Rewrite the material below, switching every "rain-drop" to "raindrop" and leaving everything else the same.

◆ ◆ ◆

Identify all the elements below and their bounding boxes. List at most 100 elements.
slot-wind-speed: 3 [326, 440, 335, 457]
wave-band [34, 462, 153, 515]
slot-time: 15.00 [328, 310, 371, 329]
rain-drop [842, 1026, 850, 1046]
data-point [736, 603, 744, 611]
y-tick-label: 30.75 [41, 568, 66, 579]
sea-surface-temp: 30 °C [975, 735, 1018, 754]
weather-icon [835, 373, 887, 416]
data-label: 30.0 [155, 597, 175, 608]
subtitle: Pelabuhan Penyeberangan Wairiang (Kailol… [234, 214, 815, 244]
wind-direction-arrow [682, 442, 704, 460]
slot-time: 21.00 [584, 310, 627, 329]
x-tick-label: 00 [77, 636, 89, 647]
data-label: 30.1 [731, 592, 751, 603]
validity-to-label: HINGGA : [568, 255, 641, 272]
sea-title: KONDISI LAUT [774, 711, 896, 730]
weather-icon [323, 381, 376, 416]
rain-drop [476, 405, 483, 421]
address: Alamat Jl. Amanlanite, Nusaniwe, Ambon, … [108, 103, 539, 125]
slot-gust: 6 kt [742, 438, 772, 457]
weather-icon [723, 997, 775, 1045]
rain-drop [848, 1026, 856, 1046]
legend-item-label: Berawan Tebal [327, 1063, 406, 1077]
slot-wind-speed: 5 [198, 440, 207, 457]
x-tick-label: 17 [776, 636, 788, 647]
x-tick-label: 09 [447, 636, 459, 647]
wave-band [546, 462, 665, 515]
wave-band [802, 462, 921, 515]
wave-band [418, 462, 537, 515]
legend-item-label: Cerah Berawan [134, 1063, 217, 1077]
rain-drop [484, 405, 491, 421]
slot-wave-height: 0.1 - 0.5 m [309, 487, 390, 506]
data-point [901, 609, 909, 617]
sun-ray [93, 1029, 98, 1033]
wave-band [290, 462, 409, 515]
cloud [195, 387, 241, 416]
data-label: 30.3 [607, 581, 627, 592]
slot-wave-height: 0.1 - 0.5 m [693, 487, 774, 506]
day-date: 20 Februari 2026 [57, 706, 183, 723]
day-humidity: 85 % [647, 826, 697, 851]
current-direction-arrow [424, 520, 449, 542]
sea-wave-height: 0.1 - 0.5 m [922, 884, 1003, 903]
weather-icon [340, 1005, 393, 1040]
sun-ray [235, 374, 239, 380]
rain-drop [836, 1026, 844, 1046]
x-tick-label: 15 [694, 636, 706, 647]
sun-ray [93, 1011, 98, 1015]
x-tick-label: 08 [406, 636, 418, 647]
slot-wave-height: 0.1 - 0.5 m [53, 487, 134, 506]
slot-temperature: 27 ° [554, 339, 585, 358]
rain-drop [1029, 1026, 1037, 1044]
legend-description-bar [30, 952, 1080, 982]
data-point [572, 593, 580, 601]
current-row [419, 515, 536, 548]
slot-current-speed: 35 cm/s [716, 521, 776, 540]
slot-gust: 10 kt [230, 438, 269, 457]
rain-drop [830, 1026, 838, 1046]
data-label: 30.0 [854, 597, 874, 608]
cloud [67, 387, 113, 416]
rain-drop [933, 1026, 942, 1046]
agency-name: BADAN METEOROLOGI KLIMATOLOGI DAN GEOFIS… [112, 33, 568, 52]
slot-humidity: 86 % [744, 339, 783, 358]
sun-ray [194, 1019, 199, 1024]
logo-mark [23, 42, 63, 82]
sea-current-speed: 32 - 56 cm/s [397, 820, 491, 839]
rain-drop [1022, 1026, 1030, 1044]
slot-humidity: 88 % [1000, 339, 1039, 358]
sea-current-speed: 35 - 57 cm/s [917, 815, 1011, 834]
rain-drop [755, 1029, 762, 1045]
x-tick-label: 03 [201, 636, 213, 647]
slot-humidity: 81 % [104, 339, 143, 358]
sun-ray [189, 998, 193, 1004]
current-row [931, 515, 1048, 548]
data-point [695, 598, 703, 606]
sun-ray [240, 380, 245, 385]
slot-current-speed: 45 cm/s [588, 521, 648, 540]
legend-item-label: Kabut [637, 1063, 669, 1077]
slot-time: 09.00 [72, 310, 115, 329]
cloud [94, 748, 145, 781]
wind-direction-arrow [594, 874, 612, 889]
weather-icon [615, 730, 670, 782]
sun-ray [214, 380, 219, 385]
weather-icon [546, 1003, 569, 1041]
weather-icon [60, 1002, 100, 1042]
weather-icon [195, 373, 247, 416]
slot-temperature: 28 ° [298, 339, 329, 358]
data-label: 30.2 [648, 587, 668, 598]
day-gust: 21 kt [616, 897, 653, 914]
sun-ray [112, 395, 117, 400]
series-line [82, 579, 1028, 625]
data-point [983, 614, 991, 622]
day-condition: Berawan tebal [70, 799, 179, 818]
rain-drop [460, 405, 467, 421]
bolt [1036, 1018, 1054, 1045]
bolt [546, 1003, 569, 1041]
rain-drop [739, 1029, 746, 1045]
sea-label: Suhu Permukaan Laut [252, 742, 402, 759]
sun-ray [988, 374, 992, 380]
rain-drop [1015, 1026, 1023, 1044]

◆ ◆ ◆

## Final answer
Identify all the elements below and their bounding boxes. List at most 100 elements.
slot-wind-speed: 3 [326, 440, 335, 457]
wave-band [34, 462, 153, 515]
slot-time: 15.00 [328, 310, 371, 329]
raindrop [842, 1026, 850, 1046]
data-point [736, 603, 744, 611]
y-tick-label: 30.75 [41, 568, 66, 579]
sea-surface-temp: 30 °C [975, 735, 1018, 754]
weather-icon [835, 373, 887, 416]
data-label: 30.0 [155, 597, 175, 608]
subtitle: Pelabuhan Penyeberangan Wairiang (Kailol… [234, 214, 815, 244]
wind-direction-arrow [682, 442, 704, 460]
slot-time: 21.00 [584, 310, 627, 329]
x-tick-label: 00 [77, 636, 89, 647]
data-label: 30.1 [731, 592, 751, 603]
validity-to-label: HINGGA : [568, 255, 641, 272]
sea-title: KONDISI LAUT [774, 711, 896, 730]
weather-icon [323, 381, 376, 416]
raindrop [476, 405, 483, 421]
address: Alamat Jl. Amanlanite, Nusaniwe, Ambon, … [108, 103, 539, 125]
slot-gust: 6 kt [742, 438, 772, 457]
weather-icon [723, 997, 775, 1045]
raindrop [848, 1026, 856, 1046]
legend-item-label: Berawan Tebal [327, 1063, 406, 1077]
slot-wind-speed: 5 [198, 440, 207, 457]
x-tick-label: 17 [776, 636, 788, 647]
x-tick-label: 09 [447, 636, 459, 647]
wave-band [546, 462, 665, 515]
wave-band [802, 462, 921, 515]
wave-band [418, 462, 537, 515]
legend-item-label: Cerah Berawan [134, 1063, 217, 1077]
raindrop [484, 405, 491, 421]
slot-wave-height: 0.1 - 0.5 m [309, 487, 390, 506]
data-point [901, 609, 909, 617]
sun-ray [93, 1029, 98, 1033]
wave-band [290, 462, 409, 515]
cloud [195, 387, 241, 416]
data-label: 30.3 [607, 581, 627, 592]
slot-wave-height: 0.1 - 0.5 m [693, 487, 774, 506]
day-date: 20 Februari 2026 [57, 706, 183, 723]
day-humidity: 85 % [647, 826, 697, 851]
current-direction-arrow [424, 520, 449, 542]
sea-wave-height: 0.1 - 0.5 m [922, 884, 1003, 903]
weather-icon [340, 1005, 393, 1040]
sun-ray [235, 374, 239, 380]
raindrop [836, 1026, 844, 1046]
x-tick-label: 15 [694, 636, 706, 647]
sun-ray [93, 1011, 98, 1015]
x-tick-label: 08 [406, 636, 418, 647]
slot-wave-height: 0.1 - 0.5 m [53, 487, 134, 506]
slot-temperature: 27 ° [554, 339, 585, 358]
raindrop [1029, 1026, 1037, 1044]
legend-description-bar [30, 952, 1080, 982]
data-point [572, 593, 580, 601]
current-row [419, 515, 536, 548]
slot-current-speed: 35 cm/s [716, 521, 776, 540]
slot-gust: 10 kt [230, 438, 269, 457]
raindrop [830, 1026, 838, 1046]
data-label: 30.0 [854, 597, 874, 608]
cloud [67, 387, 113, 416]
raindrop [933, 1026, 942, 1046]
agency-name: BADAN METEOROLOGI KLIMATOLOGI DAN GEOFIS… [112, 33, 568, 52]
slot-humidity: 86 % [744, 339, 783, 358]
sun-ray [194, 1019, 199, 1024]
logo-mark [23, 42, 63, 82]
sea-current-speed: 32 - 56 cm/s [397, 820, 491, 839]
raindrop [1022, 1026, 1030, 1044]
slot-humidity: 88 % [1000, 339, 1039, 358]
sea-current-speed: 35 - 57 cm/s [917, 815, 1011, 834]
raindrop [755, 1029, 762, 1045]
x-tick-label: 03 [201, 636, 213, 647]
slot-humidity: 81 % [104, 339, 143, 358]
sun-ray [189, 998, 193, 1004]
current-row [931, 515, 1048, 548]
data-point [695, 598, 703, 606]
sun-ray [240, 380, 245, 385]
slot-current-speed: 45 cm/s [588, 521, 648, 540]
legend-item-label: Kabut [637, 1063, 669, 1077]
slot-time: 09.00 [72, 310, 115, 329]
cloud [94, 748, 145, 781]
wind-direction-arrow [594, 874, 612, 889]
weather-icon [615, 730, 670, 782]
sun-ray [214, 380, 219, 385]
weather-icon [546, 1003, 569, 1041]
weather-icon [60, 1002, 100, 1042]
weather-icon [195, 373, 247, 416]
slot-temperature: 28 ° [298, 339, 329, 358]
data-label: 30.2 [648, 587, 668, 598]
day-gust: 21 kt [616, 897, 653, 914]
sun-ray [112, 395, 117, 400]
series-line [82, 579, 1028, 625]
data-point [983, 614, 991, 622]
day-condition: Berawan tebal [70, 799, 179, 818]
raindrop [460, 405, 467, 421]
bolt [1036, 1018, 1054, 1045]
bolt [546, 1003, 569, 1041]
raindrop [739, 1029, 746, 1045]
sea-label: Suhu Permukaan Laut [252, 742, 402, 759]
sun-ray [988, 374, 992, 380]
raindrop [1015, 1026, 1023, 1044]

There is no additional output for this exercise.